**Given problem:** Every record here needs to be written out again exactly.

**Provided records:**
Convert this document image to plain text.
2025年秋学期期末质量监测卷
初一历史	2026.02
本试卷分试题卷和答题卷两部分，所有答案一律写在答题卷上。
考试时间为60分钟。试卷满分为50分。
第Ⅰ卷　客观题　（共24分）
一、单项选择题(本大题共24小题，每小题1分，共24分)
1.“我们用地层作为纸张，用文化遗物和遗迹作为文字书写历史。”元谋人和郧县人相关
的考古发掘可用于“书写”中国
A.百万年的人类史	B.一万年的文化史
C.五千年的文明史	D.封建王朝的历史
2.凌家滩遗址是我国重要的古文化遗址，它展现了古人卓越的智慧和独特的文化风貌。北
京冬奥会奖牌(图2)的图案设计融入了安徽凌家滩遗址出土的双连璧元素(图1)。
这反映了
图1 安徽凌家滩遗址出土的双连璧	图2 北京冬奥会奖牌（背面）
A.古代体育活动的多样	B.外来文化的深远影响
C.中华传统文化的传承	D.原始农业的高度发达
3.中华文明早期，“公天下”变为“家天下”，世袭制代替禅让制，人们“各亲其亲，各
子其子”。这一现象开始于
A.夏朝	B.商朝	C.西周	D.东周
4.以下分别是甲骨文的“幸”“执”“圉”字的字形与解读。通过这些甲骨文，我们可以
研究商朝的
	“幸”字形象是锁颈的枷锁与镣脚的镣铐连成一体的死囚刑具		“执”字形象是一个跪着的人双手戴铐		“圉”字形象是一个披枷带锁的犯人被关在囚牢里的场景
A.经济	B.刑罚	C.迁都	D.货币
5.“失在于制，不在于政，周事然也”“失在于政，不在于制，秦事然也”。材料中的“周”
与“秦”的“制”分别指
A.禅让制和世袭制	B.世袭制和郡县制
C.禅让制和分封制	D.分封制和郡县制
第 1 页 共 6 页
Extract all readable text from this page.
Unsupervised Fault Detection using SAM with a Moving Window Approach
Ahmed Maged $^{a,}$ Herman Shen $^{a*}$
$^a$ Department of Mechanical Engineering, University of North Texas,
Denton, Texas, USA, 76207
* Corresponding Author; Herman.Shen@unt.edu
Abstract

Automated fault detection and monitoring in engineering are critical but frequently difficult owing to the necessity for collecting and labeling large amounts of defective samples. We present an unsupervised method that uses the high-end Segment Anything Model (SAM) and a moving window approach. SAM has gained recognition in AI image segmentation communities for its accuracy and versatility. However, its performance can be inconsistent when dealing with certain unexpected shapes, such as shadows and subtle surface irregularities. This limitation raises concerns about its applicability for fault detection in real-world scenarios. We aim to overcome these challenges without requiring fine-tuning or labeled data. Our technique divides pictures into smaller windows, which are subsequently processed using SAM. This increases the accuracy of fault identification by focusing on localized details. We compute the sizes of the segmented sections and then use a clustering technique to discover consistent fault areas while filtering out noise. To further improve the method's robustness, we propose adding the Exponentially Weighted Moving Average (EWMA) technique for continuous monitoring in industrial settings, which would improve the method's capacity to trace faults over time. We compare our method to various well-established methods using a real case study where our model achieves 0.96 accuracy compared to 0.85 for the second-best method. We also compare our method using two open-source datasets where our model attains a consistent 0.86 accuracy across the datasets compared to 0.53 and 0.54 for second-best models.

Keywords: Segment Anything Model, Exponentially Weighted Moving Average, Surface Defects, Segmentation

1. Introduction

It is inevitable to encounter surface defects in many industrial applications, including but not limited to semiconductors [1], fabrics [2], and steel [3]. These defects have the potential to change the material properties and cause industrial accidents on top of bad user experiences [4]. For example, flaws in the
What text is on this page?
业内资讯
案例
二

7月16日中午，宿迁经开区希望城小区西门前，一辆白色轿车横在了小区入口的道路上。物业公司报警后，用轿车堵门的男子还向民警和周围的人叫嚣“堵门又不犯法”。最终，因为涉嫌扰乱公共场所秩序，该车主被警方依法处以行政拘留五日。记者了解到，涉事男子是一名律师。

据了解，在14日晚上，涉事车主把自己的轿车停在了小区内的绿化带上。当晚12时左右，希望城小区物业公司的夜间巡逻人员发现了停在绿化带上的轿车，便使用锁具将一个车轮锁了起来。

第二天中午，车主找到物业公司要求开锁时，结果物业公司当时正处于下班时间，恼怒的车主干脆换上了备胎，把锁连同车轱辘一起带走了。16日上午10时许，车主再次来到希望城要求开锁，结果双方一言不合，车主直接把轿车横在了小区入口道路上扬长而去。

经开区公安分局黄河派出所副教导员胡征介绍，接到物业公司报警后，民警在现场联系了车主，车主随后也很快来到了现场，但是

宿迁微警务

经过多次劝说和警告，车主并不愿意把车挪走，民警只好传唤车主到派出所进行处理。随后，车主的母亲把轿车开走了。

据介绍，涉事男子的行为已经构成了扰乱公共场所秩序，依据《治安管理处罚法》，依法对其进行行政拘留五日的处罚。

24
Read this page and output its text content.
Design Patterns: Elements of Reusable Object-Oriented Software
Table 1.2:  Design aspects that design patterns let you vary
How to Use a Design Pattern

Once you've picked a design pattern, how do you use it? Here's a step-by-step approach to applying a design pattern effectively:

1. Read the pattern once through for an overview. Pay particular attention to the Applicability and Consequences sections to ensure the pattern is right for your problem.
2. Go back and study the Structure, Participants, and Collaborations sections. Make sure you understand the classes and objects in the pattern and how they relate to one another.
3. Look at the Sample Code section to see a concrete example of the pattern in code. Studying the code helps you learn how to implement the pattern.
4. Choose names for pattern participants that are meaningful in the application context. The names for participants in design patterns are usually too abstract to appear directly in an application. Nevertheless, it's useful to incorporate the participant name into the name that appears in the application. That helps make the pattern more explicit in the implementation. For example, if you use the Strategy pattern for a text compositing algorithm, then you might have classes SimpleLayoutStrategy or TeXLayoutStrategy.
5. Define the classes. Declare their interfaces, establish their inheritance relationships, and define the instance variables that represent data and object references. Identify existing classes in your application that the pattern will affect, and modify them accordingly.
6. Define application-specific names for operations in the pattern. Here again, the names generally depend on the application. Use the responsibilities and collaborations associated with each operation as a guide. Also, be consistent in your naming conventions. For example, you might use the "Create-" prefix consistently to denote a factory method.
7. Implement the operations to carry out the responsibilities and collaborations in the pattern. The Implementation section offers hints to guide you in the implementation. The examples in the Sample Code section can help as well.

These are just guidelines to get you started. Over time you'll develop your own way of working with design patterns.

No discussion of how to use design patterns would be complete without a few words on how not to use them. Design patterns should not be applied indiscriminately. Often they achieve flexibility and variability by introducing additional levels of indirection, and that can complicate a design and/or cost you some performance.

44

**Exercise answer:**
Convert this document image to plain text.
2025年秋学期期末质量监测卷
初一历史	2026.02
本试卷分试题卷和答题卷两部分，所有答案一律写在答题卷上。
考试时间为60分钟。试卷满分为50分。
第Ⅰ卷　客观题　（共24分）
一、单项选择题(本大题共24小题，每小题1分，共24分)
1.“我们用地层作为纸张，用文化遗物和遗迹作为文字书写历史。”元谋人和郧县人相关
的考古发掘可用于“书写”中国
A.百万年的人类史	B.一万年的文化史
C.五千年的文明史	D.封建王朝的历史
2.凌家滩遗址是我国重要的古文化遗址，它展现了古人卓越的智慧和独特的文化风貌。北
京冬奥会奖牌(图2)的图案设计融入了安徽凌家滩遗址出土的双连璧元素(图1)。
这反映了
图1 安徽凌家滩遗址出土的双连璧	图2 北京冬奥会奖牌（背面）
A.古代体育活动的多样	B.外来文化的深远影响
C.中华传统文化的传承	D.原始农业的高度发达
3.中华文明早期，“公天下”变为“家天下”，世袭制代替禅让制，人们“各亲其亲，各
子其子”。这一现象开始于
A.夏朝	B.商朝	C.西周	D.东周
4.以下分别是甲骨文的“幸”“执”“圉”字的字形与解读。通过这些甲骨文，我们可以
研究商朝的
	“幸”字形象是锁颈的枷锁与镣脚的镣铐连成一体的死囚刑具		“执”字形象是一个跪着的人双手戴铐		“圉”字形象是一个披枷带锁的犯人被关在囚牢里的场景
A.经济	B.刑罚	C.迁都	D.货币
5.“失在于制，不在于政，周事然也”“失在于政，不在于制，秦事然也”。材料中的“周”
与“秦”的“制”分别指
A.禅让制和世袭制	B.世袭制和郡县制
C.禅让制和分封制	D.分封制和郡县制
第 1 页 共 6 页
Extract all readable text from this page.
Unsupervised Fault Detection using SAM with a Moving Window Approach
Ahmed Maged $^{a,}$ Herman Shen $^{a*}$
$^a$ Department of Mechanical Engineering, University of North Texas,
Denton, Texas, USA, 76207
* Corresponding Author; Herman.Shen@unt.edu
Abstract

Automated fault detection and monitoring in engineering are critical but frequently difficult owing to the necessity for collecting and labeling large amounts of defective samples. We present an unsupervised method that uses the high-end Segment Anything Model (SAM) and a moving window approach. SAM has gained recognition in AI image segmentation communities for its accuracy and versatility. However, its performance can be inconsistent when dealing with certain unexpected shapes, such as shadows and subtle surface irregularities. This limitation raises concerns about its applicability for fault detection in real-world scenarios. We aim to overcome these challenges without requiring fine-tuning or labeled data. Our technique divides pictures into smaller windows, which are subsequently processed using SAM. This increases the accuracy of fault identification by focusing on localized details. We compute the sizes of the segmented sections and then use a clustering technique to discover consistent fault areas while filtering out noise. To further improve the method's robustness, we propose adding the Exponentially Weighted Moving Average (EWMA) technique for continuous monitoring in industrial settings, which would improve the method's capacity to trace faults over time. We compare our method to various well-established methods using a real case study where our model achieves 0.96 accuracy compared to 0.85 for the second-best method. We also compare our method using two open-source datasets where our model attains a consistent 0.86 accuracy across the datasets compared to 0.53 and 0.54 for second-best models.

Keywords: Segment Anything Model, Exponentially Weighted Moving Average, Surface Defects, Segmentation

1. Introduction

It is inevitable to encounter surface defects in many industrial applications, including but not limited to semiconductors [1], fabrics [2], and steel [3]. These defects have the potential to change the material properties and cause industrial accidents on top of bad user experiences [4]. For example, flaws in the
What text is on this page?
业内资讯
案例
二

7月16日中午，宿迁经开区希望城小区西门前，一辆白色轿车横在了小区入口的道路上。物业公司报警后，用轿车堵门的男子还向民警和周围的人叫嚣“堵门又不犯法”。最终，因为涉嫌扰乱公共场所秩序，该车主被警方依法处以行政拘留五日。记者了解到，涉事男子是一名律师。

据了解，在14日晚上，涉事车主把自己的轿车停在了小区内的绿化带上。当晚12时左右，希望城小区物业公司的夜间巡逻人员发现了停在绿化带上的轿车，便使用锁具将一个车轮锁了起来。

第二天中午，车主找到物业公司要求开锁时，结果物业公司当时正处于下班时间，恼怒的车主干脆换上了备胎，把锁连同车轱辘一起带走了。16日上午10时许，车主再次来到希望城要求开锁，结果双方一言不合，车主直接把轿车横在了小区入口道路上扬长而去。

经开区公安分局黄河派出所副教导员胡征介绍，接到物业公司报警后，民警在现场联系了车主，车主随后也很快来到了现场，但是

宿迁微警务

经过多次劝说和警告，车主并不愿意把车挪走，民警只好传唤车主到派出所进行处理。随后，车主的母亲把轿车开走了。

据介绍，涉事男子的行为已经构成了扰乱公共场所秩序，依据《治安管理处罚法》，依法对其进行行政拘留五日的处罚。

24
Read this page and output its text content.
Design Patterns: Elements of Reusable Object-Oriented Software
Table 1.2:  Design aspects that design patterns let you vary
How to Use a Design Pattern

Once you've picked a design pattern, how do you use it? Here's a step-by-step approach to applying a design pattern effectively:

1. Read the pattern once through for an overview. Pay particular attention to the Applicability and Consequences sections to ensure the pattern is right for your problem.
2. Go back and study the Structure, Participants, and Collaborations sections. Make sure you understand the classes and objects in the pattern and how they relate to one another.
3. Look at the Sample Code section to see a concrete example of the pattern in code. Studying the code helps you learn how to implement the pattern.
4. Choose names for pattern participants that are meaningful in the application context. The names for participants in design patterns are usually too abstract to appear directly in an application. Nevertheless, it's useful to incorporate the participant name into the name that appears in the application. That helps make the pattern more explicit in the implementation. For example, if you use the Strategy pattern for a text compositing algorithm, then you might have classes SimpleLayoutStrategy or TeXLayoutStrategy.
5. Define the classes. Declare their interfaces, establish their inheritance relationships, and define the instance variables that represent data and object references. Identify existing classes in your application that the pattern will affect, and modify them accordingly.
6. Define application-specific names for operations in the pattern. Here again, the names generally depend on the application. Use the responsibilities and collaborations associated with each operation as a guide. Also, be consistent in your naming conventions. For example, you might use the "Create-" prefix consistently to denote a factory method.
7. Implement the operations to carry out the responsibilities and collaborations in the pattern. The Implementation section offers hints to guide you in the implementation. The examples in the Sample Code section can help as well.

These are just guidelines to get you started. Over time you'll develop your own way of working with design patterns.

No discussion of how to use design patterns would be complete without a few words on how not to use them. Design patterns should not be applied indiscriminately. Often they achieve flexibility and variability by introducing additional levels of indirection, and that can complicate a design and/or cost you some performance.

44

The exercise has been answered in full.